**Requirements:** All of the lines below are to be printed again exactly; images are excluded from the output.

Saved entries
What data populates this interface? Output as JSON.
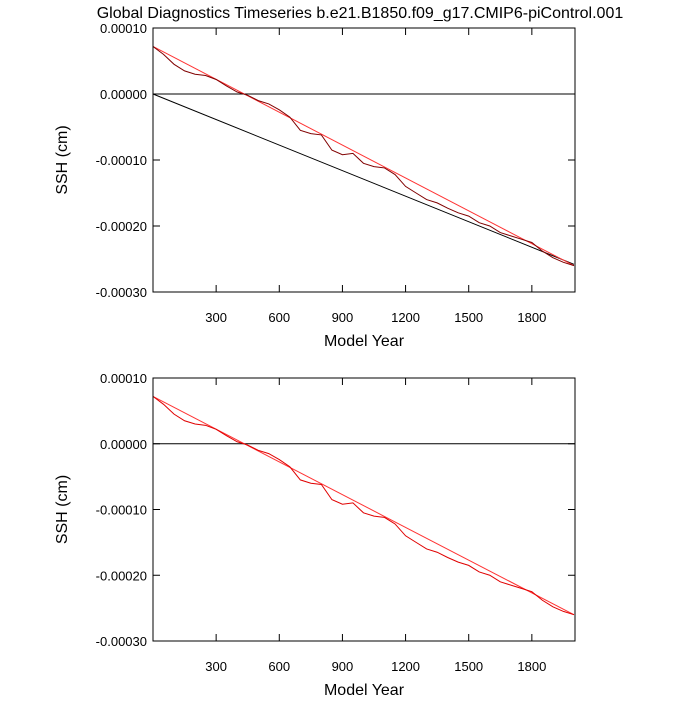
{
  "chart_data": [
    {
      "type": "line",
      "title": "Global Diagnostics Timeseries b.e21.B1850.f09_g17.CMIP6-piControl.001",
      "xlabel": "Model Year",
      "ylabel": "SSH (cm)",
      "xlim": [
        0,
        2005
      ],
      "xticks": [
        300,
        600,
        900,
        1200,
        1500,
        1800
      ],
      "ylim": [
        -0.0003,
        0.0001
      ],
      "yticks": [
        {
          "value": 0.0001,
          "label": "0.00010"
        },
        {
          "value": 0,
          "label": "0.00000"
        },
        {
          "value": -0.0001,
          "label": "-0.00010"
        },
        {
          "value": -0.0002,
          "label": "-0.00020"
        },
        {
          "value": -0.0003,
          "label": "-0.00030"
        }
      ],
      "series": [
        {
          "color": "#000000",
          "x": [
            0,
            2005
          ],
          "values": [
            0,
            0
          ]
        },
        {
          "color": "#000000",
          "x": [
            0,
            2000
          ],
          "values": [
            0,
            -0.000258
          ]
        },
        {
          "color": "#ff3333",
          "x": [
            0,
            2000
          ],
          "values": [
            7.2e-05,
            -0.00026
          ]
        },
        {
          "color": "#800000",
          "x": [
            0,
            50,
            100,
            150,
            200,
            250,
            300,
            350,
            400,
            450,
            500,
            550,
            600,
            650,
            700,
            750,
            800,
            850,
            900,
            950,
            1000,
            1050,
            1100,
            1150,
            1200,
            1250,
            1300,
            1350,
            1400,
            1450,
            1500,
            1550,
            1600,
            1650,
            1700,
            1750,
            1800,
            1850,
            1900,
            1950,
            2000
          ],
          "values": [
            7.2e-05,
            6e-05,
            4.5e-05,
            3.5e-05,
            3e-05,
            2.8e-05,
            2.2e-05,
            1.2e-05,
            3e-06,
            -2e-06,
            -1e-05,
            -1.5e-05,
            -2.4e-05,
            -3.5e-05,
            -5.5e-05,
            -6e-05,
            -6.2e-05,
            -8.5e-05,
            -9.2e-05,
            -9e-05,
            -0.000105,
            -0.00011,
            -0.000112,
            -0.000122,
            -0.00014,
            -0.00015,
            -0.00016,
            -0.000165,
            -0.000173,
            -0.00018,
            -0.000185,
            -0.000195,
            -0.0002,
            -0.00021,
            -0.000215,
            -0.00022,
            -0.000225,
            -0.000238,
            -0.000248,
            -0.000255,
            -0.00026
          ]
        }
      ]
    },
    {
      "type": "line",
      "xlabel": "Model Year",
      "ylabel": "SSH (cm)",
      "xlim": [
        0,
        2005
      ],
      "xticks": [
        300,
        600,
        900,
        1200,
        1500,
        1800
      ],
      "ylim": [
        -0.0003,
        0.0001
      ],
      "yticks": [
        {
          "value": 0.0001,
          "label": "0.00010"
        },
        {
          "value": 0,
          "label": "0.00000"
        },
        {
          "value": -0.0001,
          "label": "-0.00010"
        },
        {
          "value": -0.0002,
          "label": "-0.00020"
        },
        {
          "value": -0.0003,
          "label": "-0.00030"
        }
      ],
      "series": [
        {
          "color": "#000000",
          "x": [
            0,
            2005
          ],
          "values": [
            0,
            0
          ]
        },
        {
          "color": "#ff3333",
          "x": [
            0,
            2000
          ],
          "values": [
            7.2e-05,
            -0.00026
          ]
        },
        {
          "color": "#e00000",
          "x": [
            0,
            50,
            100,
            150,
            200,
            250,
            300,
            350,
            400,
            450,
            500,
            550,
            600,
            650,
            700,
            750,
            800,
            850,
            900,
            950,
            1000,
            1050,
            1100,
            1150,
            1200,
            1250,
            1300,
            1350,
            1400,
            1450,
            1500,
            1550,
            1600,
            1650,
            1700,
            1750,
            1800,
            1850,
            1900,
            1950,
            2000
          ],
          "values": [
            7.2e-05,
            6e-05,
            4.5e-05,
            3.5e-05,
            3e-05,
            2.8e-05,
            2.2e-05,
            1.2e-05,
            3e-06,
            -2e-06,
            -1e-05,
            -1.5e-05,
            -2.4e-05,
            -3.5e-05,
            -5.5e-05,
            -6e-05,
            -6.2e-05,
            -8.5e-05,
            -9.2e-05,
            -9e-05,
            -0.000105,
            -0.00011,
            -0.000112,
            -0.000122,
            -0.00014,
            -0.00015,
            -0.00016,
            -0.000165,
            -0.000173,
            -0.00018,
            -0.000185,
            -0.000195,
            -0.0002,
            -0.00021,
            -0.000215,
            -0.00022,
            -0.000225,
            -0.000238,
            -0.000248,
            -0.000255,
            -0.00026
          ]
        }
      ]
    }
  ]
}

**Response for this exercise:**
What data populates this interface? Output as JSON.
{
  "chart_data": [
    {
      "type": "line",
      "title": "Global Diagnostics Timeseries b.e21.B1850.f09_g17.CMIP6-piControl.001",
      "xlabel": "Model Year",
      "ylabel": "SSH (cm)",
      "xlim": [
        0,
        2005
      ],
      "xticks": [
        300,
        600,
        900,
        1200,
        1500,
        1800
      ],
      "ylim": [
        -0.0003,
        0.0001
      ],
      "yticks": [
        {
          "value": 0.0001,
          "label": "0.00010"
        },
        {
          "value": 0,
          "label": "0.00000"
        },
        {
          "value": -0.0001,
          "label": "-0.00010"
        },
        {
          "value": -0.0002,
          "label": "-0.00020"
        },
        {
          "value": -0.0003,
          "label": "-0.00030"
        }
      ],
      "series": [
        {
          "color": "#000000",
          "x": [
            0,
            2005
          ],
          "values": [
            0,
            0
          ]
        },
        {
          "color": "#000000",
          "x": [
            0,
            2000
          ],
          "values": [
            0,
            -0.000258
          ]
        },
        {
          "color": "#ff3333",
          "x": [
            0,
            2000
          ],
          "values": [
            7.2e-05,
            -0.00026
          ]
        },
        {
          "color": "#800000",
          "x": [
            0,
            50,
            100,
            150,
            200,
            250,
            300,
            350,
            400,
            450,
            500,
            550,
            600,
            650,
            700,
            750,
            800,
            850,
            900,
            950,
            1000,
            1050,
            1100,
            1150,
            1200,
            1250,
            1300,
            1350,
            1400,
            1450,
            1500,
            1550,
            1600,
            1650,
            1700,
            1750,
            1800,
            1850,
            1900,
            1950,
            2000
          ],
          "values": [
            7.2e-05,
            6e-05,
            4.5e-05,
            3.5e-05,
            3e-05,
            2.8e-05,
            2.2e-05,
            1.2e-05,
            3e-06,
            -2e-06,
            -1e-05,
            -1.5e-05,
            -2.4e-05,
            -3.5e-05,
            -5.5e-05,
            -6e-05,
            -6.2e-05,
            -8.5e-05,
            -9.2e-05,
            -9e-05,
            -0.000105,
            -0.00011,
            -0.000112,
            -0.000122,
            -0.00014,
            -0.00015,
            -0.00016,
            -0.000165,
            -0.000173,
            -0.00018,
            -0.000185,
            -0.000195,
            -0.0002,
            -0.00021,
            -0.000215,
            -0.00022,
            -0.000225,
            -0.000238,
            -0.000248,
            -0.000255,
            -0.00026
          ]
        }
      ]
    },
    {
      "type": "line",
      "xlabel": "Model Year",
      "ylabel": "SSH (cm)",
      "xlim": [
        0,
        2005
      ],
      "xticks": [
        300,
        600,
        900,
        1200,
        1500,
        1800
      ],
      "ylim": [
        -0.0003,
        0.0001
      ],
      "yticks": [
        {
          "value": 0.0001,
          "label": "0.00010"
        },
        {
          "value": 0,
          "label": "0.00000"
        },
        {
          "value": -0.0001,
          "label": "-0.00010"
        },
        {
          "value": -0.0002,
          "label": "-0.00020"
        },
        {
          "value": -0.0003,
          "label": "-0.00030"
        }
      ],
      "series": [
        {
          "color": "#000000",
          "x": [
            0,
            2005
          ],
          "values": [
            0,
            0
          ]
        },
        {
          "color": "#ff3333",
          "x": [
            0,
            2000
          ],
          "values": [
            7.2e-05,
            -0.00026
          ]
        },
        {
          "color": "#e00000",
          "x": [
            0,
            50,
            100,
            150,
            200,
            250,
            300,
            350,
            400,
            450,
            500,
            550,
            600,
            650,
            700,
            750,
            800,
            850,
            900,
            950,
            1000,
            1050,
            1100,
            1150,
            1200,
            1250,
            1300,
            1350,
            1400,
            1450,
            1500,
            1550,
            1600,
            1650,
            1700,
            1750,
            1800,
            1850,
            1900,
            1950,
            2000
          ],
          "values": [
            7.2e-05,
            6e-05,
            4.5e-05,
            3.5e-05,
            3e-05,
            2.8e-05,
            2.2e-05,
            1.2e-05,
            3e-06,
            -2e-06,
            -1e-05,
            -1.5e-05,
            -2.4e-05,
            -3.5e-05,
            -5.5e-05,
            -6e-05,
            -6.2e-05,
            -8.5e-05,
            -9.2e-05,
            -9e-05,
            -0.000105,
            -0.00011,
            -0.000112,
            -0.000122,
            -0.00014,
            -0.00015,
            -0.00016,
            -0.000165,
            -0.000173,
            -0.00018,
            -0.000185,
            -0.000195,
            -0.0002,
            -0.00021,
            -0.000215,
            -0.00022,
            -0.000225,
            -0.000238,
            -0.000248,
            -0.000255,
            -0.00026
          ]
        }
      ]
    }
  ]
}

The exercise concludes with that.